INFORMATION PROVIDED:
------------------------------------------------------------
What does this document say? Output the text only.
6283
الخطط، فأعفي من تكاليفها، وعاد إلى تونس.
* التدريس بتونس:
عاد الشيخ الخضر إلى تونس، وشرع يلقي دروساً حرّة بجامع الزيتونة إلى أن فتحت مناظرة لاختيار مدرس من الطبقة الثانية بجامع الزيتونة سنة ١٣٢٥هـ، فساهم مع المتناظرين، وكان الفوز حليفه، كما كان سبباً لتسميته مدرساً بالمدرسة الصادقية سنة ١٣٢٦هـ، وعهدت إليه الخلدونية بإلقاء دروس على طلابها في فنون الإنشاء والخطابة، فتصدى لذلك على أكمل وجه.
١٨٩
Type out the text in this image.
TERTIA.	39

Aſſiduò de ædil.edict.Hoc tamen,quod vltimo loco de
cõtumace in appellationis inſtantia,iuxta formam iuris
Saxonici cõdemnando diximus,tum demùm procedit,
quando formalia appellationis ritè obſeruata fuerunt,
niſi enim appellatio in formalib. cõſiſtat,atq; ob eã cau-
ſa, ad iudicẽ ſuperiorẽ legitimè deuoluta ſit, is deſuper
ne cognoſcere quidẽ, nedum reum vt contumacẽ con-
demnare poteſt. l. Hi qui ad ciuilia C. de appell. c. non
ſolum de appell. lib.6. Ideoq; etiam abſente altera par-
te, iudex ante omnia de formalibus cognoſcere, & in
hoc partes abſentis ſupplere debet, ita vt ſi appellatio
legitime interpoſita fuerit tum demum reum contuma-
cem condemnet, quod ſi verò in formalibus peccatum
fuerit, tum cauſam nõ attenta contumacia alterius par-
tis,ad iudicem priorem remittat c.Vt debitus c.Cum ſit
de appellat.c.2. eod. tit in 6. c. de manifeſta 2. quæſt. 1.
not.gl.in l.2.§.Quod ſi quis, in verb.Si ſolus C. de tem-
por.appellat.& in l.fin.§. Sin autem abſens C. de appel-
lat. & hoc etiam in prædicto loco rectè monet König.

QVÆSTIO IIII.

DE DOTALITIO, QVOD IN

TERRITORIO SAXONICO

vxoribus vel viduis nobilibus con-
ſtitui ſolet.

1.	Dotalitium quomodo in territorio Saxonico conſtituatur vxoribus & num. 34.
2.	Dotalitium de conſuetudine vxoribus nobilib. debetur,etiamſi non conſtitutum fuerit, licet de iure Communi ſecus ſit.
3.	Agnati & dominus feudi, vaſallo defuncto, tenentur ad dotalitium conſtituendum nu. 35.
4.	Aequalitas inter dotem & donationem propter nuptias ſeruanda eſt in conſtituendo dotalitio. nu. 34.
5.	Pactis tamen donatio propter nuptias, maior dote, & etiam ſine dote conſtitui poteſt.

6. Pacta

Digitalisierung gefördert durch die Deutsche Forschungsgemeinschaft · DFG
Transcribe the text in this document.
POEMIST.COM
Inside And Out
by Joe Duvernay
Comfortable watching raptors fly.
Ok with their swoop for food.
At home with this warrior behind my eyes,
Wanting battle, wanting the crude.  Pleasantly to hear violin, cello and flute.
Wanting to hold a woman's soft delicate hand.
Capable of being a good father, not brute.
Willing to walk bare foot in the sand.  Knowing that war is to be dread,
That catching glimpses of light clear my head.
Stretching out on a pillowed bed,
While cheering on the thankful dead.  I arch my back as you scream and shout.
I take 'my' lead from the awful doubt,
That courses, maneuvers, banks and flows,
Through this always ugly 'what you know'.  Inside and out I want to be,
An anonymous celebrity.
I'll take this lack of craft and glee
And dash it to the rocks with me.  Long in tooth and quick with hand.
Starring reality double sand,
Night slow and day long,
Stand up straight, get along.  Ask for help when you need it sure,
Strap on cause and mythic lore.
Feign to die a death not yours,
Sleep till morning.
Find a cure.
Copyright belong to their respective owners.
------------------------------------------------------------
TASK TO COMPLETE: State how many lines of the records hold the string "with", and nothing else.

RESPONSE TO THIS EXERCISE: 3